What to produce
Identify the lines that contain the string "assim" and report only how many there are.

Data provided
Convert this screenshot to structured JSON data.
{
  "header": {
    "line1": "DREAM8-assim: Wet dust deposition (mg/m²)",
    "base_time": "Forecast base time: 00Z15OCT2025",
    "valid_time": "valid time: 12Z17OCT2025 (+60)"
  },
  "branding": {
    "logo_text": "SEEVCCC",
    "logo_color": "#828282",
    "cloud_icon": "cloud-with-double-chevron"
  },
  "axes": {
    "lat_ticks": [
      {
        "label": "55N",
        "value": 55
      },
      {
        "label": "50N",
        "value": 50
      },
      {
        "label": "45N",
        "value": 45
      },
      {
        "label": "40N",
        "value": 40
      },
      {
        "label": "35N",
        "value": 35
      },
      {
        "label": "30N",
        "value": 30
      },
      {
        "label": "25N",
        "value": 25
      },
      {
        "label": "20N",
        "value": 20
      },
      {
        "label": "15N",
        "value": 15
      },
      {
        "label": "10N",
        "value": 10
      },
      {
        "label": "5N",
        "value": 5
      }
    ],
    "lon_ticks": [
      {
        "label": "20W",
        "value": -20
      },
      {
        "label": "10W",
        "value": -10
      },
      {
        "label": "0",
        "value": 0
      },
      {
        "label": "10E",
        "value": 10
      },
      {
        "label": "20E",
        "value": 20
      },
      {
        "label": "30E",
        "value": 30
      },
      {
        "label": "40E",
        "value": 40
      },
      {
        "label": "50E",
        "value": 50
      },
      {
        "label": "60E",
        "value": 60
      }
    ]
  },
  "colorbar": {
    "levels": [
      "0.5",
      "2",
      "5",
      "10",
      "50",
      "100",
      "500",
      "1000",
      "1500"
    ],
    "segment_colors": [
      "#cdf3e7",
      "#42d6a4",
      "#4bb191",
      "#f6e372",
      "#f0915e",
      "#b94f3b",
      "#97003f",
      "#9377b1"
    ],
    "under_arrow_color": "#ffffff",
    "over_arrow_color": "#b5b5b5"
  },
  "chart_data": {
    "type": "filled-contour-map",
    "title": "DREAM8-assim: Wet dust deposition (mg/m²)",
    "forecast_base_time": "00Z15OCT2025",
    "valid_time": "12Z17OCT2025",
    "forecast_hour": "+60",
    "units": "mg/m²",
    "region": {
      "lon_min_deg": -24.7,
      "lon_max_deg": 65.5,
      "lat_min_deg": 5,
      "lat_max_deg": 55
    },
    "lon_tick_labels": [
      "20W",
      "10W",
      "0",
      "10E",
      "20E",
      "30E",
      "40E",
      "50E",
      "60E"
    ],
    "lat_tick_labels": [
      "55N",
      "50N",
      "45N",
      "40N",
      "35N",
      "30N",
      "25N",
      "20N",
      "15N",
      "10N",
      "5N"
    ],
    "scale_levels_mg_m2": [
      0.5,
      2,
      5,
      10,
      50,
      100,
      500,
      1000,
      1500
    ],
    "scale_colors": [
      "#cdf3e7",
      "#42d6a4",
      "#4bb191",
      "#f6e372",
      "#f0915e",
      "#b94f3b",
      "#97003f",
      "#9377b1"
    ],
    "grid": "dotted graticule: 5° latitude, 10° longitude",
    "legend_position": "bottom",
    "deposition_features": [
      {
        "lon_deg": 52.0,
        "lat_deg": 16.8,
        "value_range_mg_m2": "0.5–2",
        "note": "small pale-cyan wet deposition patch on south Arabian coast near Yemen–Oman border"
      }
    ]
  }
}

Correct answer
2